• _To be done_:
Select every line holding the word "knowledge" and copy it.

• _Record extracts_:

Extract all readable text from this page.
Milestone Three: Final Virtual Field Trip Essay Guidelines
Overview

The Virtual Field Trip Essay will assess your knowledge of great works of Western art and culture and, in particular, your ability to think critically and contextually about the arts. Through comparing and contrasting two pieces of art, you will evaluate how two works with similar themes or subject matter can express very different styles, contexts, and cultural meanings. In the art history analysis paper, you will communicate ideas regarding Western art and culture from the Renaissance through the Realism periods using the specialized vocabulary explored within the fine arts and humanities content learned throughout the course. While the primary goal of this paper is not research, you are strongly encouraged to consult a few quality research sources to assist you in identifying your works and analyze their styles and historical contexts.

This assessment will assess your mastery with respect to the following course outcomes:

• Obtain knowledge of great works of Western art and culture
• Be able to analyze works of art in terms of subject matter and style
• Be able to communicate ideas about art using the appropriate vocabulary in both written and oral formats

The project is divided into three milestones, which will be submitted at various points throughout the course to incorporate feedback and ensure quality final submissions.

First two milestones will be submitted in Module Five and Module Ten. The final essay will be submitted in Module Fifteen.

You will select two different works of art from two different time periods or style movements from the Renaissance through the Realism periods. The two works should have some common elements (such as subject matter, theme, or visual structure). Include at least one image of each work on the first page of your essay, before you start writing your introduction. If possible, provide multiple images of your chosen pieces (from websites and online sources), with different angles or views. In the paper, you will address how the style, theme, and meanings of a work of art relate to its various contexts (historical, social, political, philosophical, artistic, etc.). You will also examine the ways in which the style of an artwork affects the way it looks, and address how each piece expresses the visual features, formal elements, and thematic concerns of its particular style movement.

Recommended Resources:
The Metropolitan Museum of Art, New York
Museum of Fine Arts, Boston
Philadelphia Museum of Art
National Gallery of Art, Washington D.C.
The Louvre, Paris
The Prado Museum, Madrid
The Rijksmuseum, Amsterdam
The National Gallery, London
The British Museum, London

• _Result of this task_:
The Virtual Field Trip Essay will assess your knowledge of great works of Western art and culture and, in particular, your ability to think critically and contextually about the arts. Through comparing and contrasting two pieces of art, you will evaluate how two works with similar themes or subject matter can express very different styles, contexts, and cultural meanings. In the art history analysis paper, you will communicate ideas regarding Western art and culture from the Renaissance through the Realism periods using the specialized vocabulary explored within the fine arts and humanities content learned throughout the course. While the primary goal of this paper is not research, you are strongly encouraged to consult a few quality research sources to assist you in identifying your works and analyze their styles and historical contexts.
• Obtain knowledge of great works of Western art and culture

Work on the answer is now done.